## [GIVEN PROBLEM]
Search the data for the string "they" and gather each line it is in.

## [DATA FOR THE TASK]
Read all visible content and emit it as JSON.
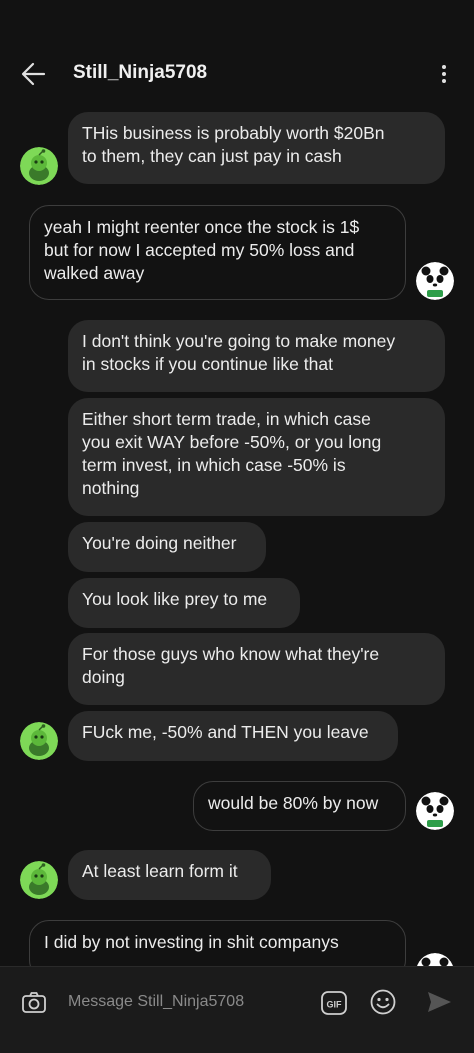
{
  "header": {
    "title": "Still_Ninja5708",
    "back_icon": "arrow-left-icon",
    "menu_icon": "more-vertical-icon"
  },
  "messages": [
    {
      "sender": "them",
      "text_lines": [
        "THis business is probably worth $20Bn",
        "to them, they can just pay in cash"
      ]
    },
    {
      "sender": "me",
      "text_lines": [
        "yeah I might reenter once the stock is 1$",
        "but for now I accepted my 50% loss and",
        "walked away"
      ]
    },
    {
      "sender": "them",
      "text_lines": [
        "I don't think you're going to make money",
        "in stocks if you continue like that"
      ]
    },
    {
      "sender": "them",
      "text_lines": [
        "Either short term trade, in which case",
        "you exit WAY before -50%, or you long",
        "term invest, in which case -50% is",
        "nothing"
      ]
    },
    {
      "sender": "them",
      "text_lines": [
        "You're doing neither"
      ]
    },
    {
      "sender": "them",
      "text_lines": [
        "You look like prey to me"
      ]
    },
    {
      "sender": "them",
      "text_lines": [
        "For those guys who know what they're",
        "doing"
      ]
    },
    {
      "sender": "them",
      "text_lines": [
        "FUck me, -50% and THEN you leave"
      ]
    },
    {
      "sender": "me",
      "text_lines": [
        "would be 80% by now"
      ]
    },
    {
      "sender": "them",
      "text_lines": [
        "At least learn form it"
      ]
    },
    {
      "sender": "me",
      "text_lines": [
        "I did by not investing in shit companys"
      ]
    }
  ],
  "composer": {
    "placeholder": "Message Still_Ninja5708",
    "camera_icon": "camera-icon",
    "gif_label": "GIF",
    "emoji_icon": "emoji-icon",
    "send_icon": "send-icon"
  },
  "colors": {
    "background": "#121212",
    "bubble_in": "#2a2a2a",
    "bubble_out_border": "#3d3d3d",
    "avatar_green": "#7ed957"
  }
}
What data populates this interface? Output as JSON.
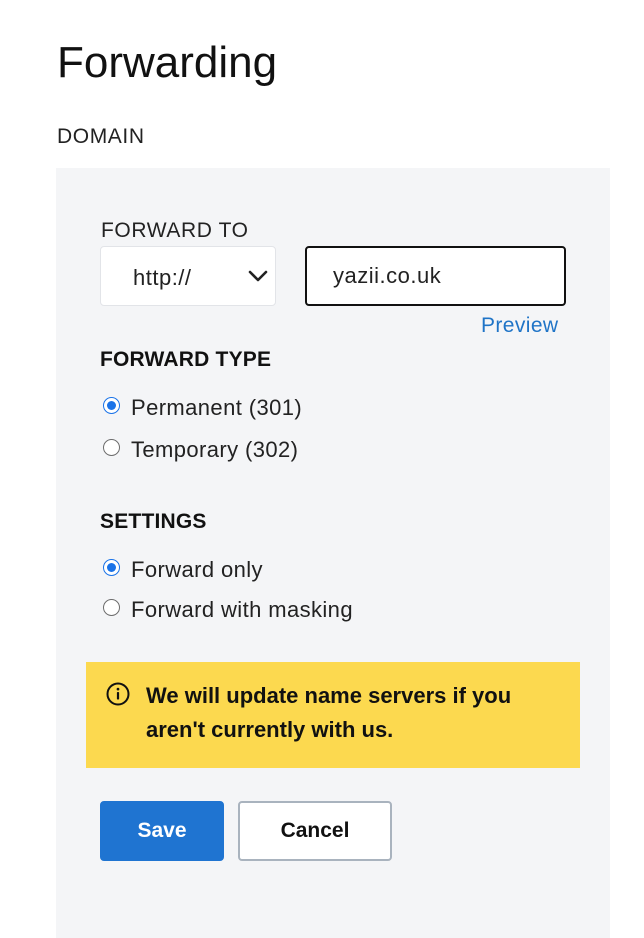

## [FULL OUTPUT]
        "to them, they can just pay in cash"
        "For those guys who know what they're",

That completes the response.